• EXERCISE OBJECTIVE
Copy the lines starting at the one containing "Text: 16%: 16% [359, 207, 390, 221]" and ending at the one containing "i need the location", switching "Bar" to "Column" and keeping everything else the same.

• INPUT RECORDS
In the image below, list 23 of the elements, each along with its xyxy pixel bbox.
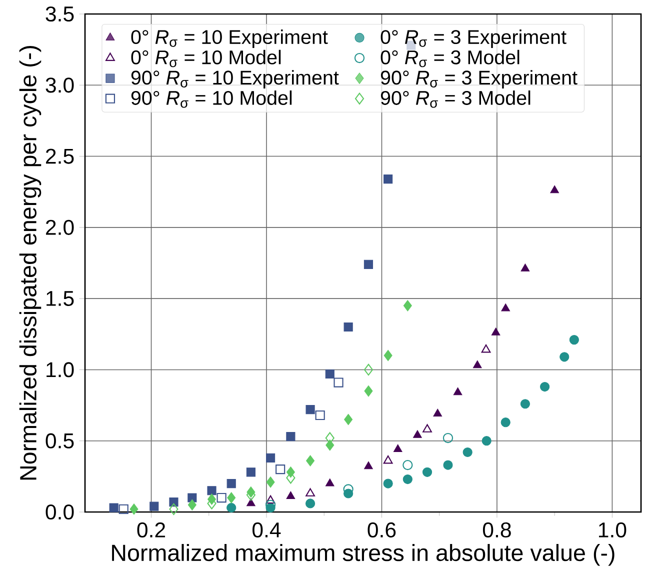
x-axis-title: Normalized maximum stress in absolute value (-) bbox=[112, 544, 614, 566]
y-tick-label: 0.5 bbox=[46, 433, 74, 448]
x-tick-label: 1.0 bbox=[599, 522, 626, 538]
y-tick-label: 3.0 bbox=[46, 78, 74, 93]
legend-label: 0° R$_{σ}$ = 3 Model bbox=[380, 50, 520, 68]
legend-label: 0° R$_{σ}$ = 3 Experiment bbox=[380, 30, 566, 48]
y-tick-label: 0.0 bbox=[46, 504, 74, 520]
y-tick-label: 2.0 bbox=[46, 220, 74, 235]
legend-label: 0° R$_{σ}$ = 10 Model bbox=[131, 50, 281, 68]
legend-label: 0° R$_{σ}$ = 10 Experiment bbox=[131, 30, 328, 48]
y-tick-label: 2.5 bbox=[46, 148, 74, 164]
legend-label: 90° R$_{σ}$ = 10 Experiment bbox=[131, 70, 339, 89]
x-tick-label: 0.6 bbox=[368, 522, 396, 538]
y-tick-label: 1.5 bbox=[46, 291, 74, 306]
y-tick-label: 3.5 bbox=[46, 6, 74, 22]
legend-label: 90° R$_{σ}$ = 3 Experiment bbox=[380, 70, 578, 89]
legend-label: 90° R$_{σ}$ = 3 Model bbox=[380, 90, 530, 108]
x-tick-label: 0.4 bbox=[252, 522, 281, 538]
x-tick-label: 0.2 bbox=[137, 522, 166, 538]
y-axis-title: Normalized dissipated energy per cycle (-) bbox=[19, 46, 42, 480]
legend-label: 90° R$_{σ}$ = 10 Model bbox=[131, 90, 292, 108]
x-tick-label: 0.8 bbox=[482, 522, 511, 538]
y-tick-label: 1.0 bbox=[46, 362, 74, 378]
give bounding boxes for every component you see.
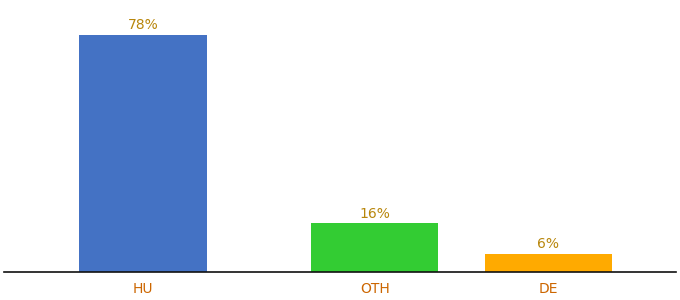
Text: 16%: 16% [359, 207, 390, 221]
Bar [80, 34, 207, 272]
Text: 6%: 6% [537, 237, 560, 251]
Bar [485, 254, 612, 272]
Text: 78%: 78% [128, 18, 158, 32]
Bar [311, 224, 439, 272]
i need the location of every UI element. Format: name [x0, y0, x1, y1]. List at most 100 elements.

...

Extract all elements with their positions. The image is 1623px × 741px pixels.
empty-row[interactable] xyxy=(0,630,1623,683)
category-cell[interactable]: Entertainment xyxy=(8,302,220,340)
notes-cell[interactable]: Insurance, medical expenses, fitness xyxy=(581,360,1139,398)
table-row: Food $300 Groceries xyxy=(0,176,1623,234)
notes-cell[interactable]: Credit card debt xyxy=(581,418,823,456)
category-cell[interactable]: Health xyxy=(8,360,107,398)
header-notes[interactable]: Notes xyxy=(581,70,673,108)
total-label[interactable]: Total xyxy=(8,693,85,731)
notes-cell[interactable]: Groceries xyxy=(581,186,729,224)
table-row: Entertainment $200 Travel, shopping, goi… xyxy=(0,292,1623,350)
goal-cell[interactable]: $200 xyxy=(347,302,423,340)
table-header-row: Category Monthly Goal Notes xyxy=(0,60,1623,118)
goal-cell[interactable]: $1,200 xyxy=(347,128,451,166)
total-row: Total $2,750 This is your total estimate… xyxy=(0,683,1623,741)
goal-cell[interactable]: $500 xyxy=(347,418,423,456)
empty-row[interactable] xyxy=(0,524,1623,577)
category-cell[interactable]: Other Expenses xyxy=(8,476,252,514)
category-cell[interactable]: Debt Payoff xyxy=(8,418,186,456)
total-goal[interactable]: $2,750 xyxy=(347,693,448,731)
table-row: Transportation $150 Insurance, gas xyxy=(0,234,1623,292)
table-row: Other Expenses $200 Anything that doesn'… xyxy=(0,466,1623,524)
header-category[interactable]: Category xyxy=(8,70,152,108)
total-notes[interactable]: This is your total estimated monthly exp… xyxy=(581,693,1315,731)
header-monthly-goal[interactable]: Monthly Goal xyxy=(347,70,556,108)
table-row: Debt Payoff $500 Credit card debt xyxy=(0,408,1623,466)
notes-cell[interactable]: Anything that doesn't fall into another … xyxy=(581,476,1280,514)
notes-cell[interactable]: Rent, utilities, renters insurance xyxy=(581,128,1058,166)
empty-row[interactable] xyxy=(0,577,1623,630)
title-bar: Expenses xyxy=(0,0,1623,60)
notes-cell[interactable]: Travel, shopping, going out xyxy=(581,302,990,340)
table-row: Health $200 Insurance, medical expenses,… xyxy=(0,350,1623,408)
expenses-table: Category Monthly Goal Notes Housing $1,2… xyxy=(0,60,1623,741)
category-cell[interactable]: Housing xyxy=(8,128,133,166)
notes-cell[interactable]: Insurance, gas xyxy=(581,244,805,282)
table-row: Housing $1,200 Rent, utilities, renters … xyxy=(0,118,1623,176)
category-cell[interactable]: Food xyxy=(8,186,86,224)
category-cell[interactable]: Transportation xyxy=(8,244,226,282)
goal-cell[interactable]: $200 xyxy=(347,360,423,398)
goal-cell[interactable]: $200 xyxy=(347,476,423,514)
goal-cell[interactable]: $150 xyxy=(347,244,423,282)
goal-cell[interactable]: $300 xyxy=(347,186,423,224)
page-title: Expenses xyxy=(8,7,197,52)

• COMPLETE RESPONSE
Text: 16%: 16% [359, 207, 390, 221]
Column [80, 34, 207, 272]
Text: 6%: 6% [537, 237, 560, 251]
Column [485, 254, 612, 272]
Text: 78%: 78% [128, 18, 158, 32]
Column [311, 224, 439, 272]
i need the location of every UI element. Format: name [x0, y0, x1, y1]. List at most 100 elements.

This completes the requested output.